■ **PROBLEM DETAILS**
Copy out all lines of the records in which the word "degli" appears.

[Extracted records]
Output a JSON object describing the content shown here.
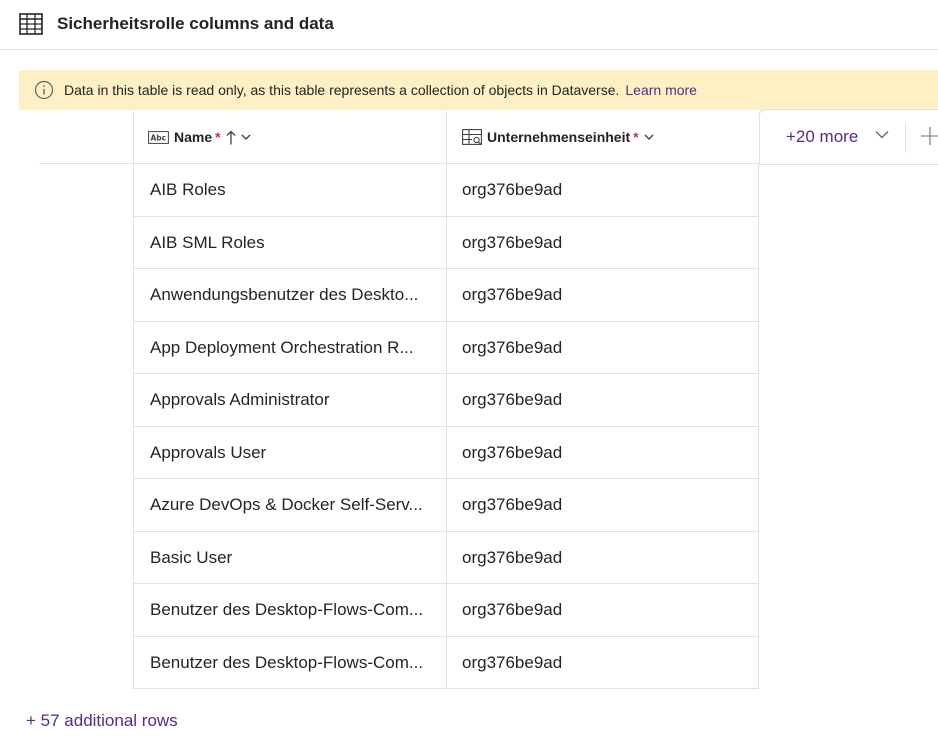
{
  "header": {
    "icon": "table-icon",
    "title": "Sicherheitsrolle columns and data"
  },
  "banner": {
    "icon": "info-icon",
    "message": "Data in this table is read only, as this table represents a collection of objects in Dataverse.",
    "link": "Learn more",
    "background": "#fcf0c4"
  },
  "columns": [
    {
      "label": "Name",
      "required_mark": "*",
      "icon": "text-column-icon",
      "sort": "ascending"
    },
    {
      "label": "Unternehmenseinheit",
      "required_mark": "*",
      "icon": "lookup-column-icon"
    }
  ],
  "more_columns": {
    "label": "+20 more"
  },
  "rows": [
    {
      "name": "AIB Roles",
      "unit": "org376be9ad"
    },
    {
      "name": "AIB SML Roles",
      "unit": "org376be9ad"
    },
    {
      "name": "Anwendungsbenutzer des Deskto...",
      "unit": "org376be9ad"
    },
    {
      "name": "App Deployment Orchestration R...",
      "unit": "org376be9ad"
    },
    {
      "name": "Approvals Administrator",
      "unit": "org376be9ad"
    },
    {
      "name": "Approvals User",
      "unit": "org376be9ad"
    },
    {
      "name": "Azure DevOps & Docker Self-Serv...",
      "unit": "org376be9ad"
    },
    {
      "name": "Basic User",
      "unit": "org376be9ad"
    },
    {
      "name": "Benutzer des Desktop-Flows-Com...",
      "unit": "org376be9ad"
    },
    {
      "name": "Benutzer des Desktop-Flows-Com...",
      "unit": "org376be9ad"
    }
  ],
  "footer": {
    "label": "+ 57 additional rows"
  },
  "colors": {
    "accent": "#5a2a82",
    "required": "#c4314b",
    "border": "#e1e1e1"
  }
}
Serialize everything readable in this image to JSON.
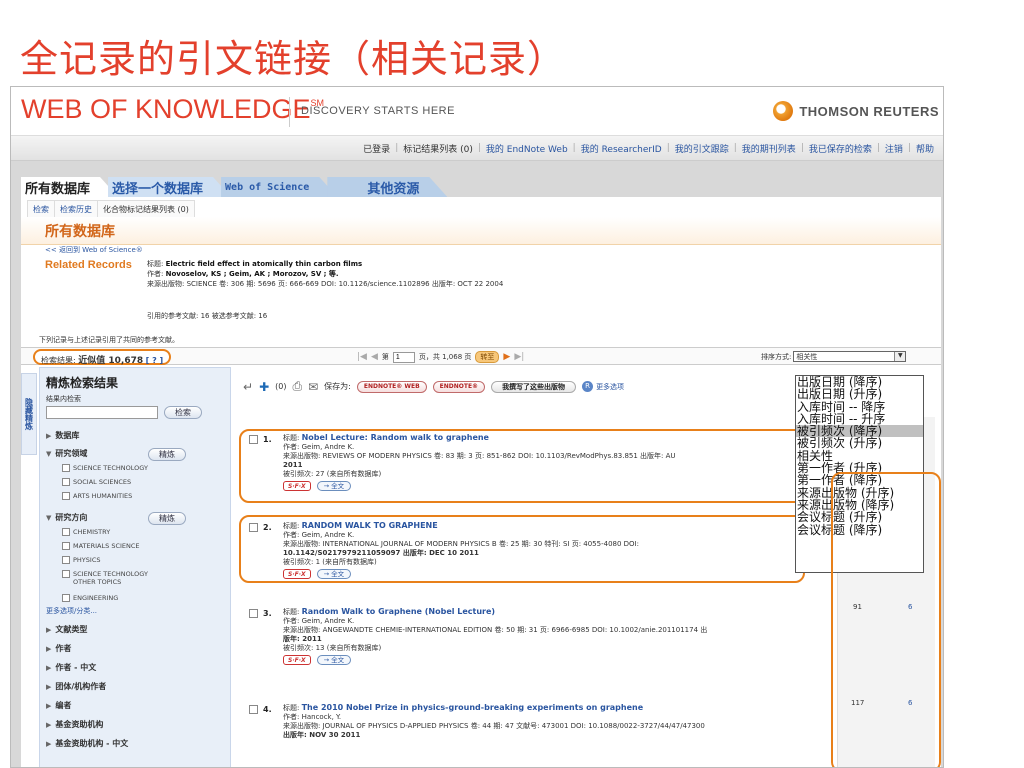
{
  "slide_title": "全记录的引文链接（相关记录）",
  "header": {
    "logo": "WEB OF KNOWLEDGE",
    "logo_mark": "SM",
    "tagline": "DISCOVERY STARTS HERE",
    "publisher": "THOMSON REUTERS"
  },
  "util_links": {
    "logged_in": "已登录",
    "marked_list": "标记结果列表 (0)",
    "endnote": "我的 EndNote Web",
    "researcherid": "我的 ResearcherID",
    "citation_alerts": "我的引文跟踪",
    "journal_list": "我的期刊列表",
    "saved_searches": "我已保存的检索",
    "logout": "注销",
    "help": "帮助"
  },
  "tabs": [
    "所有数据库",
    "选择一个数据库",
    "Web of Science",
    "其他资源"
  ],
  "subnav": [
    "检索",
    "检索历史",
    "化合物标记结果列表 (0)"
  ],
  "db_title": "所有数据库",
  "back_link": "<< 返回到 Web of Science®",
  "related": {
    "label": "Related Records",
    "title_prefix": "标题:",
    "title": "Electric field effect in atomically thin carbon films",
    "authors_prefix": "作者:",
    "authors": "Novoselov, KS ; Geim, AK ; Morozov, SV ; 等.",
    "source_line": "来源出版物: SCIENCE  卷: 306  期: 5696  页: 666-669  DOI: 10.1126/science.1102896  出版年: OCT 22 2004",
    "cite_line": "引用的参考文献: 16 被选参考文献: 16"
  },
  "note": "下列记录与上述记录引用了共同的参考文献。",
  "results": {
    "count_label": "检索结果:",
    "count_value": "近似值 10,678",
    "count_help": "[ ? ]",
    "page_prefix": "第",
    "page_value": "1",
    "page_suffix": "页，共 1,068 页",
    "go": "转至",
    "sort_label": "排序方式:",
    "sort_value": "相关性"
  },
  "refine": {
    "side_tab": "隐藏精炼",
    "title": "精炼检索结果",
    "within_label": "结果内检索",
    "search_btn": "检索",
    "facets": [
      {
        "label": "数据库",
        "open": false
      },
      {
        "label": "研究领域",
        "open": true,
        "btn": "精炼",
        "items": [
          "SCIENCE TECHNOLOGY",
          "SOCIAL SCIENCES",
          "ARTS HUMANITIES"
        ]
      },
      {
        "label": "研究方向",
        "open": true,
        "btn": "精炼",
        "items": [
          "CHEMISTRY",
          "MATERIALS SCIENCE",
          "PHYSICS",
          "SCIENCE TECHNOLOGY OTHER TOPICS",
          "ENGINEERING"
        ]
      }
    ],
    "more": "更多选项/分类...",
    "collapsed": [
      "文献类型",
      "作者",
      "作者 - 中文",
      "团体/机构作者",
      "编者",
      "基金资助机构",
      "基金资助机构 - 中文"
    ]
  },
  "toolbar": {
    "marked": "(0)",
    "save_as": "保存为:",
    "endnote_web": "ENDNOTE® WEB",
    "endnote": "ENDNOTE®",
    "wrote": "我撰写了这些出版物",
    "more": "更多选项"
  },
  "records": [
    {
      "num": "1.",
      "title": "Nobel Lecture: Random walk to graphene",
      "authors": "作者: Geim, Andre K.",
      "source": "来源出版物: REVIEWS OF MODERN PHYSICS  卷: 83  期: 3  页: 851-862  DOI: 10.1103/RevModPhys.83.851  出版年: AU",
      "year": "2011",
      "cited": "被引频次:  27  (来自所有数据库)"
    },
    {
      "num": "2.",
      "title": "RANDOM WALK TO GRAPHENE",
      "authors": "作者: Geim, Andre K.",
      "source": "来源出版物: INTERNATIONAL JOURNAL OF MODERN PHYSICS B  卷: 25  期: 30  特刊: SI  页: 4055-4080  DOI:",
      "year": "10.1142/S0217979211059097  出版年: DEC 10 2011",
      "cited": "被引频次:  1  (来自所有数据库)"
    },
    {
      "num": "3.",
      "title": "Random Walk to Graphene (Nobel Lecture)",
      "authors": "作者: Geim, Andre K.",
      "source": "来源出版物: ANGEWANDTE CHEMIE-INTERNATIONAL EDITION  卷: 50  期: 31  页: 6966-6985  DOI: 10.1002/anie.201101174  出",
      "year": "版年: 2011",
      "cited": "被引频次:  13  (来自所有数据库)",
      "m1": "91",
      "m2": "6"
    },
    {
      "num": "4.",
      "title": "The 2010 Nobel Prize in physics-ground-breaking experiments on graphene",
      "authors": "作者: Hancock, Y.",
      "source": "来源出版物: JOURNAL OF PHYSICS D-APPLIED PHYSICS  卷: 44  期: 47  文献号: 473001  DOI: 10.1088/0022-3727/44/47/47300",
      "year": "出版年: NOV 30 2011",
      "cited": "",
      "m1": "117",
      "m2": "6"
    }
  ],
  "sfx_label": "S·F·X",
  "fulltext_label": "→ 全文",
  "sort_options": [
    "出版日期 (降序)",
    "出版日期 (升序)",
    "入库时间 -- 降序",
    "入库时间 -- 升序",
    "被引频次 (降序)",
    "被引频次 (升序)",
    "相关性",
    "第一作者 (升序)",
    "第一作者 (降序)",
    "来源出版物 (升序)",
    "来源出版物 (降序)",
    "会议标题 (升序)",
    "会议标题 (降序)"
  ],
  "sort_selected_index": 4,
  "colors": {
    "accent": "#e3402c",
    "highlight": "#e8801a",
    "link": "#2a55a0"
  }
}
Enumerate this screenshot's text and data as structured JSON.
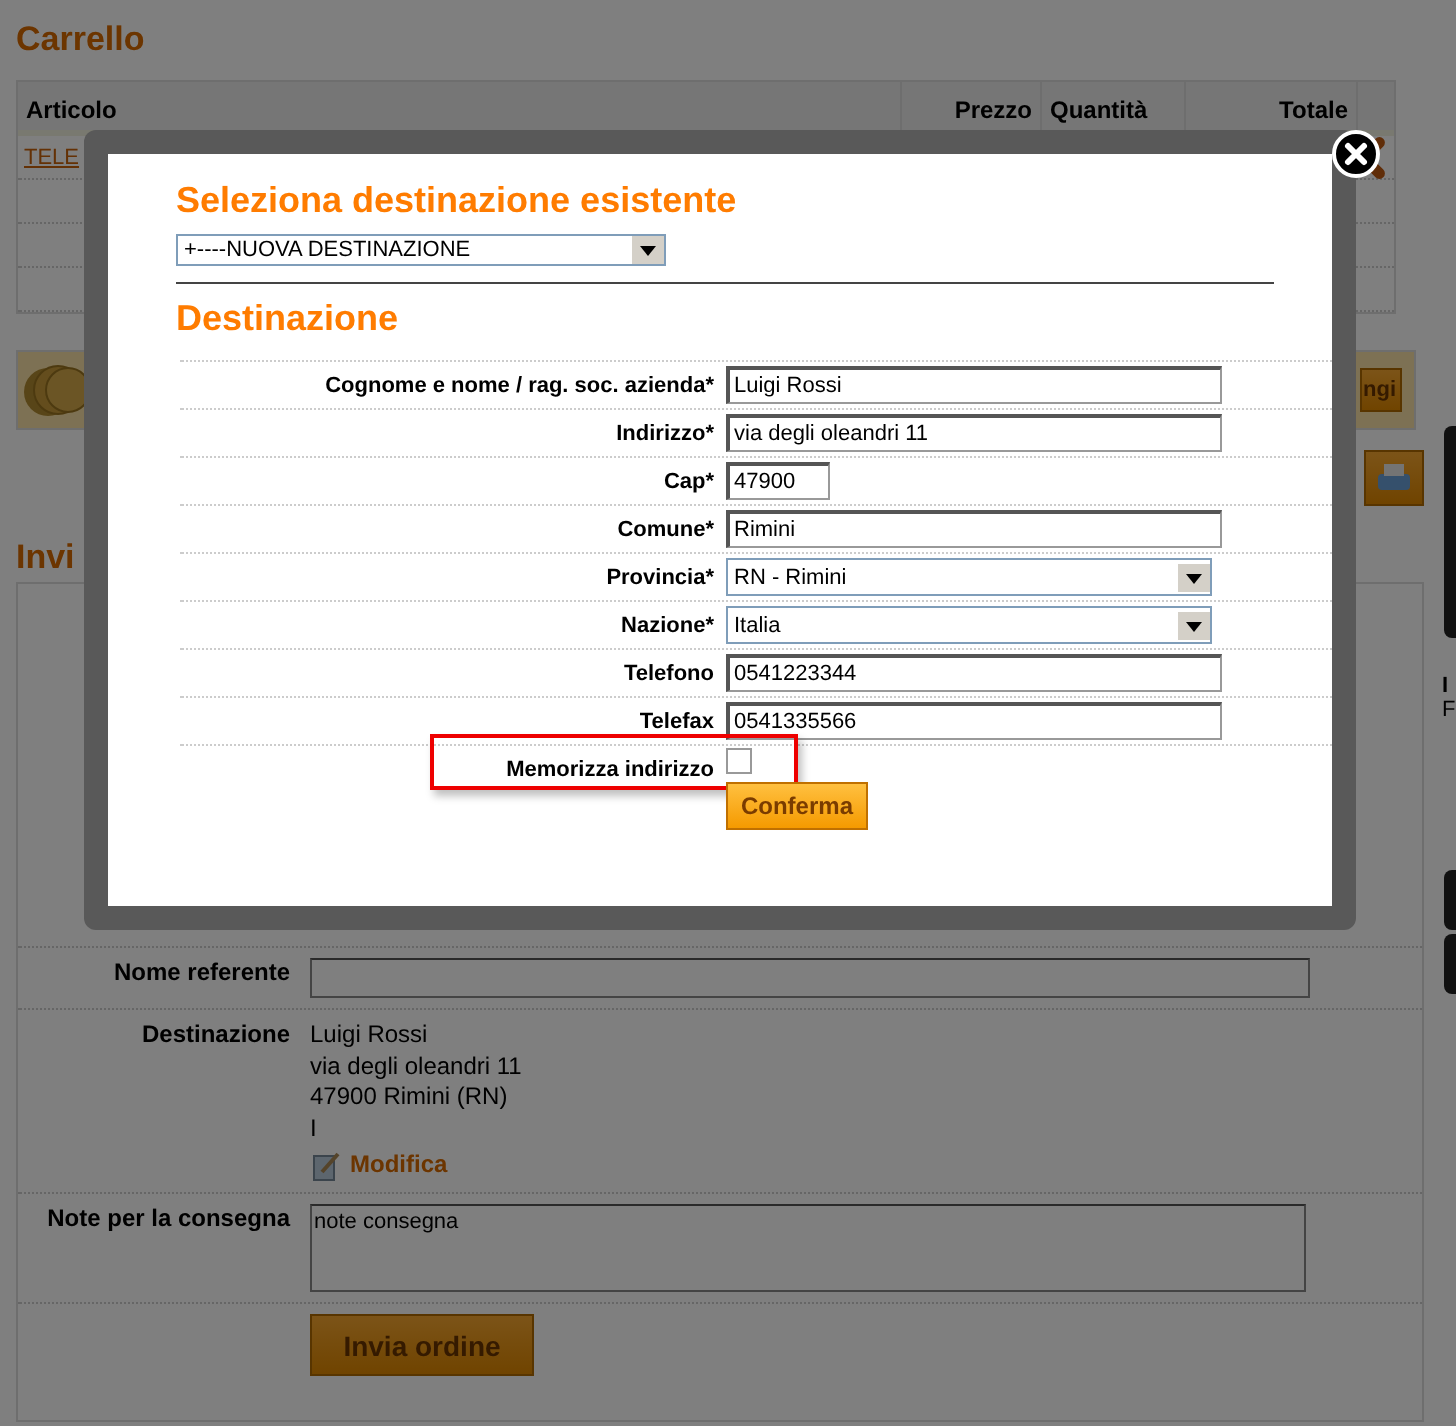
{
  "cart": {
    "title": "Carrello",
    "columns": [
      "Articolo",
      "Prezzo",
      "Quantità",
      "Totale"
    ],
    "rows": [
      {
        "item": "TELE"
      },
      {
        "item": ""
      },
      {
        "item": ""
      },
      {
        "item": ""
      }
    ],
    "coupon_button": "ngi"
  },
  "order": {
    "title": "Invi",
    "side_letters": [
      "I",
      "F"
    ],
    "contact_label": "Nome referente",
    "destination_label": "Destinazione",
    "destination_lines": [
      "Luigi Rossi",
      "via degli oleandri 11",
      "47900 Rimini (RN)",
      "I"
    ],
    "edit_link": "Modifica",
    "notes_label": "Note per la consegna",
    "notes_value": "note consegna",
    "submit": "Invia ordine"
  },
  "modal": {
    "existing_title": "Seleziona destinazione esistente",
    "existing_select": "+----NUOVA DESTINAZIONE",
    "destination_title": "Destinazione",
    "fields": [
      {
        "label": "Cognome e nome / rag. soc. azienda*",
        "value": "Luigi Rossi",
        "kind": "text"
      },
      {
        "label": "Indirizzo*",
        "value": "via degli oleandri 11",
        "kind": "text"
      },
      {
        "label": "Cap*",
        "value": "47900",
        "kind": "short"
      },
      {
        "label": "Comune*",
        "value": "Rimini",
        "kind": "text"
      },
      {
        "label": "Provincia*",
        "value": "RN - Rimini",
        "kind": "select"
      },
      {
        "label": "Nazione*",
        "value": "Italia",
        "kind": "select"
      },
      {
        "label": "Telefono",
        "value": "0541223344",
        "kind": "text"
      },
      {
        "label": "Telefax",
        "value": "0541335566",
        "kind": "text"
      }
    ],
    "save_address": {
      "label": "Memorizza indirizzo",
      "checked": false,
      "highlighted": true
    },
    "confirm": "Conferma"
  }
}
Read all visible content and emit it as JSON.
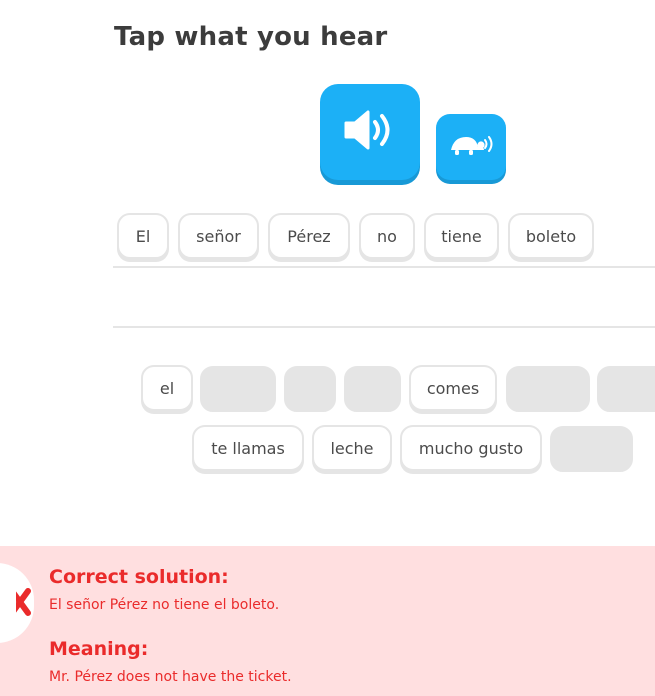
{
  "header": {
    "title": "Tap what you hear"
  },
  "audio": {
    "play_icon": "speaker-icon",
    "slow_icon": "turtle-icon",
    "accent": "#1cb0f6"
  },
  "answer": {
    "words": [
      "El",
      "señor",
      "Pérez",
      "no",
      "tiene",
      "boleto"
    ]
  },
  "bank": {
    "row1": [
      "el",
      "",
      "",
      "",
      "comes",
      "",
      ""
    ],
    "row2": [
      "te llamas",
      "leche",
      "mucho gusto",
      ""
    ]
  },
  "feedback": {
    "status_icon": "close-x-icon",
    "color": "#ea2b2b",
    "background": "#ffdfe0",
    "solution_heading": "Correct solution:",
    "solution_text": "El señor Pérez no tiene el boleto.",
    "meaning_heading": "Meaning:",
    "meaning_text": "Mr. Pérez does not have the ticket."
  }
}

■ **SOLUTION TO THIS EXERCISE**
      "via degli oleandri 11",
        "value": "via degli oleandri 11",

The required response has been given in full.